THE TASK:
Word for word, print each line of the listing below; pictures stay out.

[start of DATA ENTRIES]

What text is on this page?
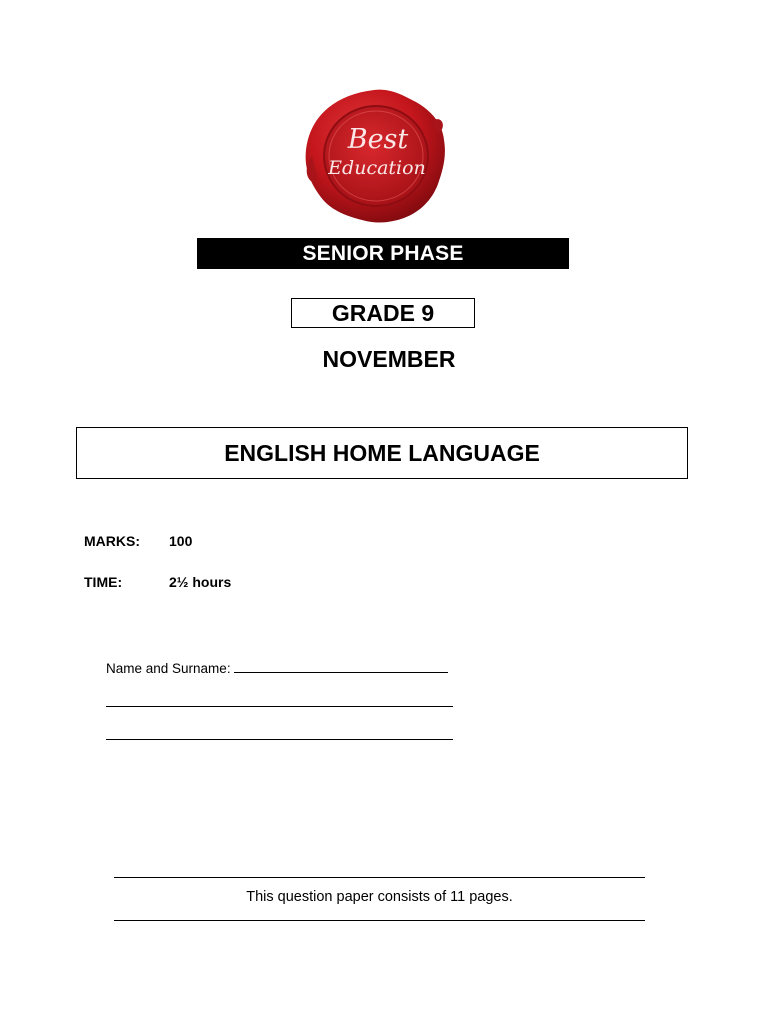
Best
Education
SENIOR PHASE
GRADE 9
NOVEMBER
ENGLISH HOME LANGUAGE
MARKS: 100
TIME:	2½ hours
Name and Surname:
This question paper consists of 11 pages.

[end of DATA ENTRIES]

SOLUTION FOR THIS PROBLEM:
What text is on this page?
Best
Education
SENIOR PHASE
GRADE 9
NOVEMBER
ENGLISH HOME LANGUAGE
MARKS: 100
TIME:	2½ hours
Name and Surname:
This question paper consists of 11 pages.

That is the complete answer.